Stored data entries:
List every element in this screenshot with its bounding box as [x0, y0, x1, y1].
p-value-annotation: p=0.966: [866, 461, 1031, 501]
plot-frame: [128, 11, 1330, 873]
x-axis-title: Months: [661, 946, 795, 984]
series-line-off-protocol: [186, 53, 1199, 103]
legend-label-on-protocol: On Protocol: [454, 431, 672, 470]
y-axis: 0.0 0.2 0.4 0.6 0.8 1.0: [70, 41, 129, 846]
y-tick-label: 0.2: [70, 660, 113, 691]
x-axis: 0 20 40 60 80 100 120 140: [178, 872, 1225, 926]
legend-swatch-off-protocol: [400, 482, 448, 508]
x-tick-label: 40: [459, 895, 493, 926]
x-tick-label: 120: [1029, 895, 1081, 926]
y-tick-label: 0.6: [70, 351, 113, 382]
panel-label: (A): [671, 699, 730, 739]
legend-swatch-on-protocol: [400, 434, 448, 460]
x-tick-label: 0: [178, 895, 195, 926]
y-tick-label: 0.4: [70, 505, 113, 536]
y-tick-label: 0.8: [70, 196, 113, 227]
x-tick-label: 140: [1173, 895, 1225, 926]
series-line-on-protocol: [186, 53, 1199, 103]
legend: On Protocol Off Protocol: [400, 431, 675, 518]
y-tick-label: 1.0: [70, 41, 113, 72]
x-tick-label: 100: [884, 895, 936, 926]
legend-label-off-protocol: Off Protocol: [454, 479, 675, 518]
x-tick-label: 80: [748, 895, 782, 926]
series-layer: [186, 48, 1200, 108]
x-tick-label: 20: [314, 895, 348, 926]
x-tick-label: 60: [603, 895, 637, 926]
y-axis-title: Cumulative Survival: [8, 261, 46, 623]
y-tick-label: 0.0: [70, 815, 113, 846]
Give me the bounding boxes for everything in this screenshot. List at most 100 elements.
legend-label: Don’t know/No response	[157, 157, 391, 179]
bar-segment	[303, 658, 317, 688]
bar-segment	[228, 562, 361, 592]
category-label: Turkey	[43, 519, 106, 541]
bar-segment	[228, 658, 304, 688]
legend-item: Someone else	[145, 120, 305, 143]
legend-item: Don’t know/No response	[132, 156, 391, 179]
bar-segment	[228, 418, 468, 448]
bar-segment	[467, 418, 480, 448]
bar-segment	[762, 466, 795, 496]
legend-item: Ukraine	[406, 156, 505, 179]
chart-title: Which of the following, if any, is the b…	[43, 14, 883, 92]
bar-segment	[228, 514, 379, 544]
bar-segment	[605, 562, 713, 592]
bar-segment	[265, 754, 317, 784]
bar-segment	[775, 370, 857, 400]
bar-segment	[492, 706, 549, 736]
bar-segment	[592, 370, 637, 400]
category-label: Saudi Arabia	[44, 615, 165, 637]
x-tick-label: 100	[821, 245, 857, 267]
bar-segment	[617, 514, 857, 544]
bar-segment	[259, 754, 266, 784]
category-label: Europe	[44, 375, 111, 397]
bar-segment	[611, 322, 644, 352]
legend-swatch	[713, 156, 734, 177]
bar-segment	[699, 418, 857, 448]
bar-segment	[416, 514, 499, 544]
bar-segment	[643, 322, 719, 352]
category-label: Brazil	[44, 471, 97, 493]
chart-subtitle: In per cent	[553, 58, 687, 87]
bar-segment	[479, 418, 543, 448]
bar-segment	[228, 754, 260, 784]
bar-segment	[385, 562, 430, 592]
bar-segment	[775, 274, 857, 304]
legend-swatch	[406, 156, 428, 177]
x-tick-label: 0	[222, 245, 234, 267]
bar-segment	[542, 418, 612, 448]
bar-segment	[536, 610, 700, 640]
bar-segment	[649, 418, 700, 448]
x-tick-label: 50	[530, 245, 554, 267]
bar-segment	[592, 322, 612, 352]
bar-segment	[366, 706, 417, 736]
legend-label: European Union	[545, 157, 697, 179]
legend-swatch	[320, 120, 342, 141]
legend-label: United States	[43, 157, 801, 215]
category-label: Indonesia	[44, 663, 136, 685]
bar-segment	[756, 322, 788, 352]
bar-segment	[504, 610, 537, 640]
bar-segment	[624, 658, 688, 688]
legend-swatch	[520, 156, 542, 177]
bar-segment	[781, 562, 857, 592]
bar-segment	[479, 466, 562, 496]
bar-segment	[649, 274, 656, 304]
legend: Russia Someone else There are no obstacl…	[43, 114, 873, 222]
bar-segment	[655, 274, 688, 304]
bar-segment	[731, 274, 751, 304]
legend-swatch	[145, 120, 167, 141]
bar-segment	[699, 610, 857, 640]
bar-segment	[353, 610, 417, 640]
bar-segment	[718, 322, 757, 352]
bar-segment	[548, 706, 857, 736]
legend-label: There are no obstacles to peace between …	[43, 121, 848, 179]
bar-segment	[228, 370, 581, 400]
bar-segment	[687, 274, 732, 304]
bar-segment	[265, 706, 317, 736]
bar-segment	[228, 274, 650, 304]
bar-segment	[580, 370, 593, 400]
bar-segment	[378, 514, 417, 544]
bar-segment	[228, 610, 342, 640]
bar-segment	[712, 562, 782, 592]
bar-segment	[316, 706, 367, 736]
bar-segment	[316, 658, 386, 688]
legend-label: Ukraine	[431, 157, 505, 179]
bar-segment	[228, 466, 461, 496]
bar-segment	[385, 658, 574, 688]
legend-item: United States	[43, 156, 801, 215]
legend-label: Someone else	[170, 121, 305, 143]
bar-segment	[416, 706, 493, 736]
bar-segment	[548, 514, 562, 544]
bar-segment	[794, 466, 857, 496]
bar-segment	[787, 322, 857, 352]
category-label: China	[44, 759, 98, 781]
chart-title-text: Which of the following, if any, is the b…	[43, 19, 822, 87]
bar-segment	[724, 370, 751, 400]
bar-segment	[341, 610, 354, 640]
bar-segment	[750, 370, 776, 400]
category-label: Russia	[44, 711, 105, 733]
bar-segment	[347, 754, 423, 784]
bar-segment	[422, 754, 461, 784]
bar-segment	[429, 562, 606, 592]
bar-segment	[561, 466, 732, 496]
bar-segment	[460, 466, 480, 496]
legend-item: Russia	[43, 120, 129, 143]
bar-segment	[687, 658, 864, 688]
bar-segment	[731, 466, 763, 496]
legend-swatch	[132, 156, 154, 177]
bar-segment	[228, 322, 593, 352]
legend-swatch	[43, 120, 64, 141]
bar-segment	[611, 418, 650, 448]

To be done:
Reproduce the entries word for word, beginning with the first line and ending with the line that contains "x-tick-label: 80: [748, 895, 782, 926]". Include both of those lines.

Answer:
List every element in this screenshot with its bounding box as [x0, y0, x1, y1].
p-value-annotation: p=0.966: [866, 461, 1031, 501]
plot-frame: [128, 11, 1330, 873]
x-axis-title: Months: [661, 946, 795, 984]
series-line-off-protocol: [186, 53, 1199, 103]
legend-label-on-protocol: On Protocol: [454, 431, 672, 470]
y-axis: 0.0 0.2 0.4 0.6 0.8 1.0: [70, 41, 129, 846]
y-tick-label: 0.2: [70, 660, 113, 691]
x-axis: 0 20 40 60 80 100 120 140: [178, 872, 1225, 926]
legend-swatch-off-protocol: [400, 482, 448, 508]
x-tick-label: 40: [459, 895, 493, 926]
x-tick-label: 120: [1029, 895, 1081, 926]
y-tick-label: 0.6: [70, 351, 113, 382]
panel-label: (A): [671, 699, 730, 739]
legend-swatch-on-protocol: [400, 434, 448, 460]
x-tick-label: 0: [178, 895, 195, 926]
y-tick-label: 0.4: [70, 505, 113, 536]
y-tick-label: 0.8: [70, 196, 113, 227]
x-tick-label: 140: [1173, 895, 1225, 926]
series-line-on-protocol: [186, 53, 1199, 103]
legend: On Protocol Off Protocol: [400, 431, 675, 518]
y-tick-label: 1.0: [70, 41, 113, 72]
x-tick-label: 100: [884, 895, 936, 926]
legend-label-off-protocol: Off Protocol: [454, 479, 675, 518]
x-tick-label: 80: [748, 895, 782, 926]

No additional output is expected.